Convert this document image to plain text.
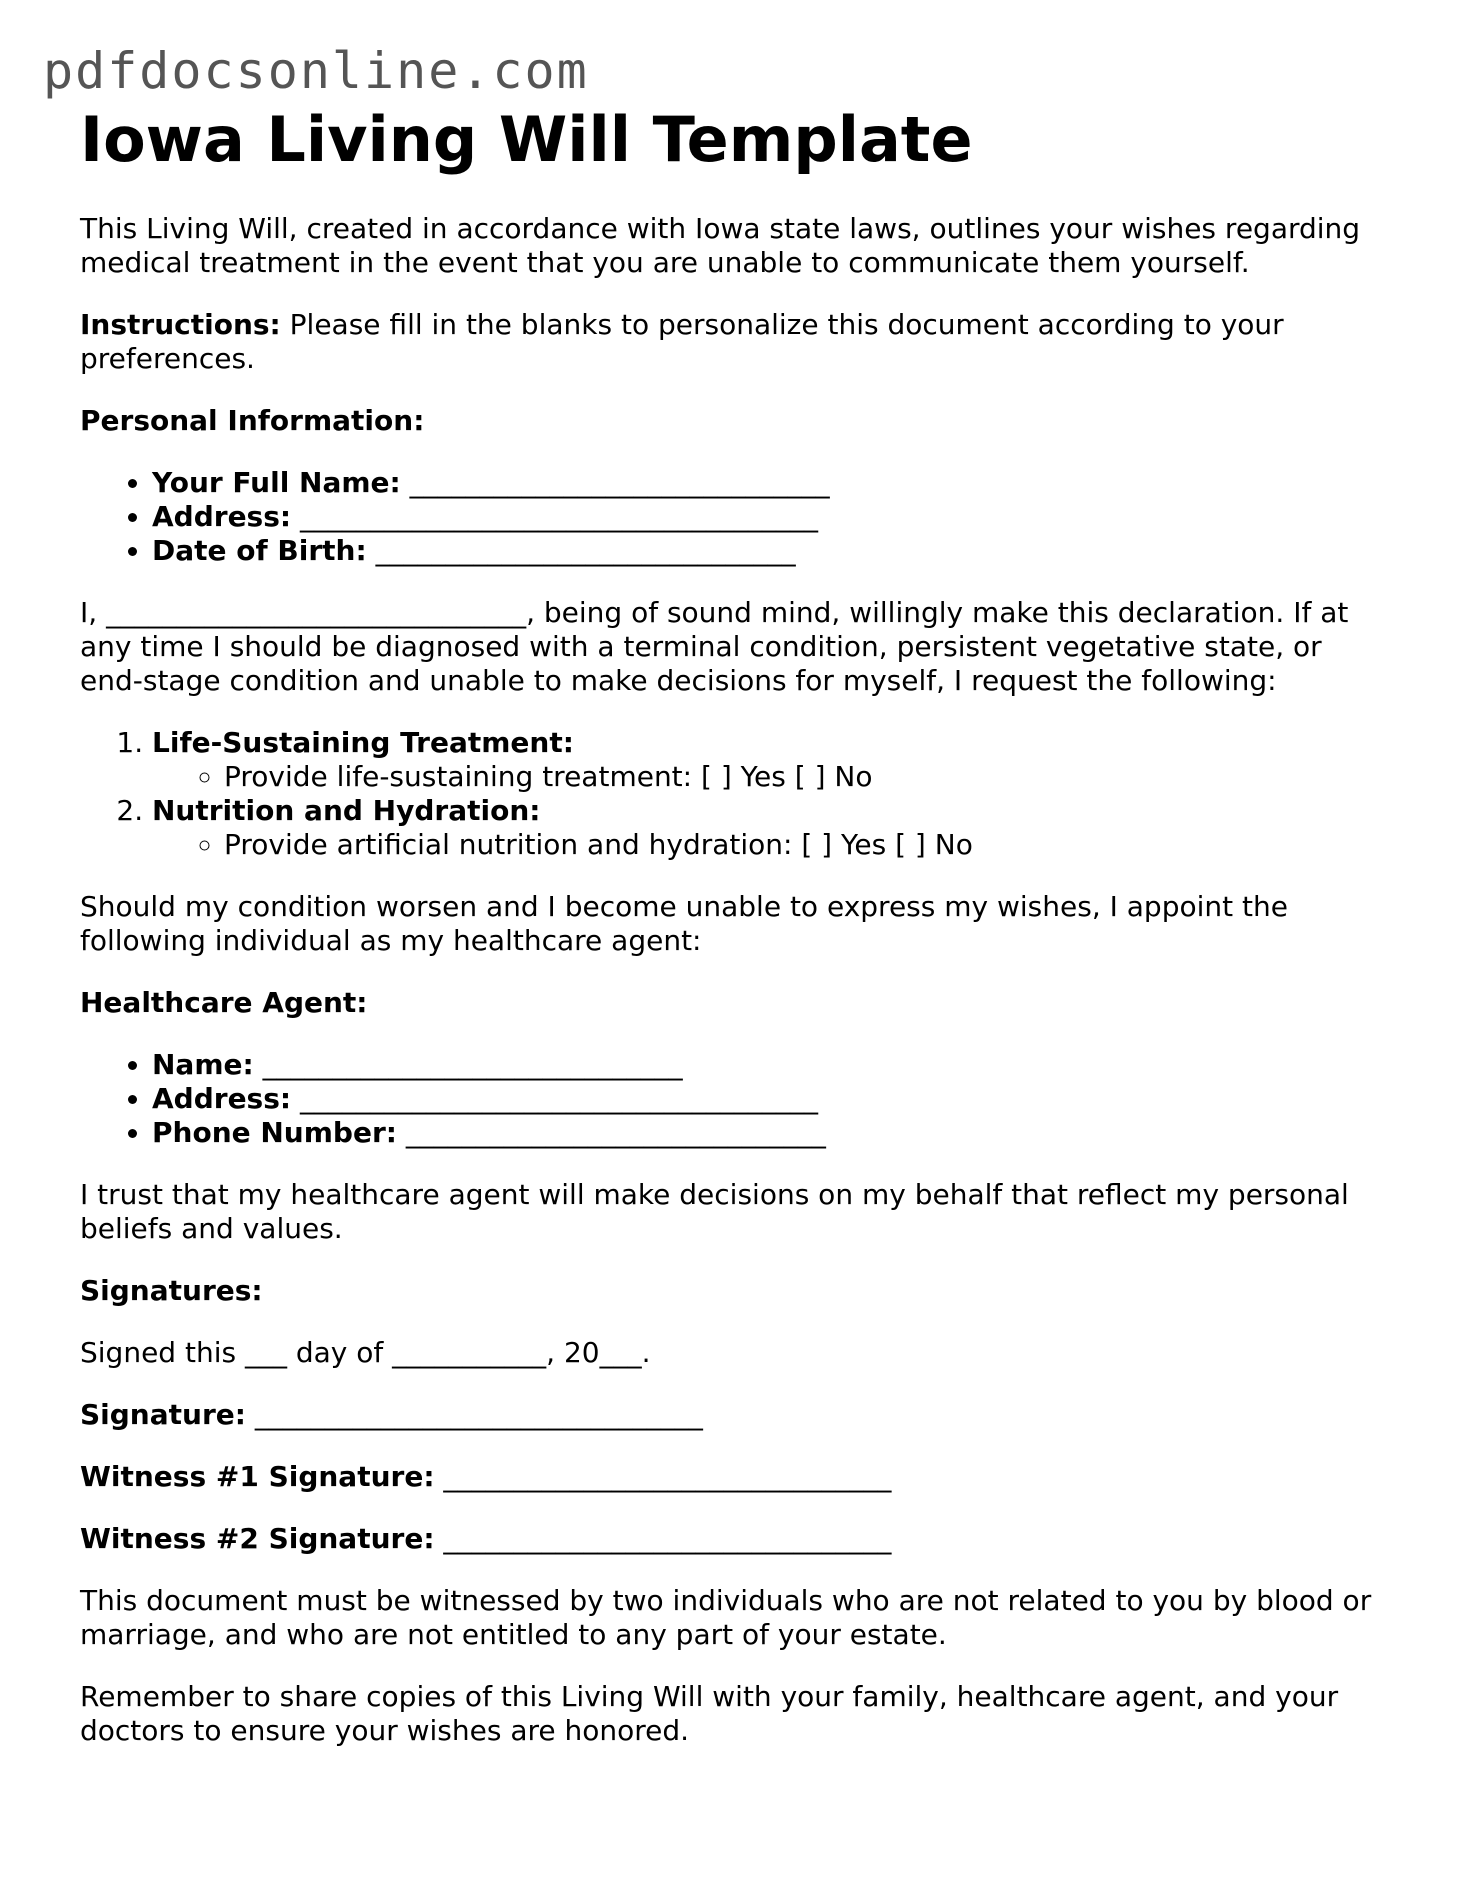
pdfdocsonline.com
Iowa Living Will Template

This Living Will, created in accordance with Iowa state laws, outlines your wishes regarding medical treatment in the event that you are unable to communicate them yourself.

Instructions: Please fill in the blanks to personalize this document according to your preferences.

Personal Information:

• Your Full Name: ______________________________
• Address: _____________________________________
• Date of Birth: ______________________________

I, ______________________________, being of sound mind, willingly make this declaration. If at any time I should be diagnosed with a terminal condition, persistent vegetative state, or end-stage condition and unable to make decisions for myself, I request the following:

1. Life-Sustaining Treatment:
◦ Provide life-sustaining treatment: [ ] Yes [ ] No
2. Nutrition and Hydration:
◦ Provide artificial nutrition and hydration: [ ] Yes [ ] No

Should my condition worsen and I become unable to express my wishes, I appoint the following individual as my healthcare agent:

Healthcare Agent:

• Name: ______________________________
• Address: _____________________________________
• Phone Number: ______________________________

I trust that my healthcare agent will make decisions on my behalf that reflect my personal beliefs and values.

Signatures:

Signed this ___ day of ___________, 20___.

Signature: ________________________________

Witness #1 Signature: ________________________________

Witness #2 Signature: ________________________________

This document must be witnessed by two individuals who are not related to you by blood or marriage, and who are not entitled to any part of your estate.

Remember to share copies of this Living Will with your family, healthcare agent, and your doctors to ensure your wishes are honored.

☆ ☆ ☆

## AIM OF THE EXERCISE
Extract the text of all the records above verbatim, excluding pictures.

## OUTPUT FOR THIS EXERCISE
Convert this document image to plain text.
pdfdocsonline.com
Iowa Living Will Template

This Living Will, created in accordance with Iowa state laws, outlines your wishes regarding medical treatment in the event that you are unable to communicate them yourself.

Instructions: Please fill in the blanks to personalize this document according to your preferences.

Personal Information:

• Your Full Name: ______________________________
• Address: _____________________________________
• Date of Birth: ______________________________

I, ______________________________, being of sound mind, willingly make this declaration. If at any time I should be diagnosed with a terminal condition, persistent vegetative state, or end-stage condition and unable to make decisions for myself, I request the following:

1. Life-Sustaining Treatment:
◦ Provide life-sustaining treatment: [ ] Yes [ ] No
2. Nutrition and Hydration:
◦ Provide artificial nutrition and hydration: [ ] Yes [ ] No

Should my condition worsen and I become unable to express my wishes, I appoint the following individual as my healthcare agent:

Healthcare Agent:

• Name: ______________________________
• Address: _____________________________________
• Phone Number: ______________________________

I trust that my healthcare agent will make decisions on my behalf that reflect my personal beliefs and values.

Signatures:

Signed this ___ day of ___________, 20___.

Signature: ________________________________

Witness #1 Signature: ________________________________

Witness #2 Signature: ________________________________

This document must be witnessed by two individuals who are not related to you by blood or marriage, and who are not entitled to any part of your estate.

Remember to share copies of this Living Will with your family, healthcare agent, and your doctors to ensure your wishes are honored.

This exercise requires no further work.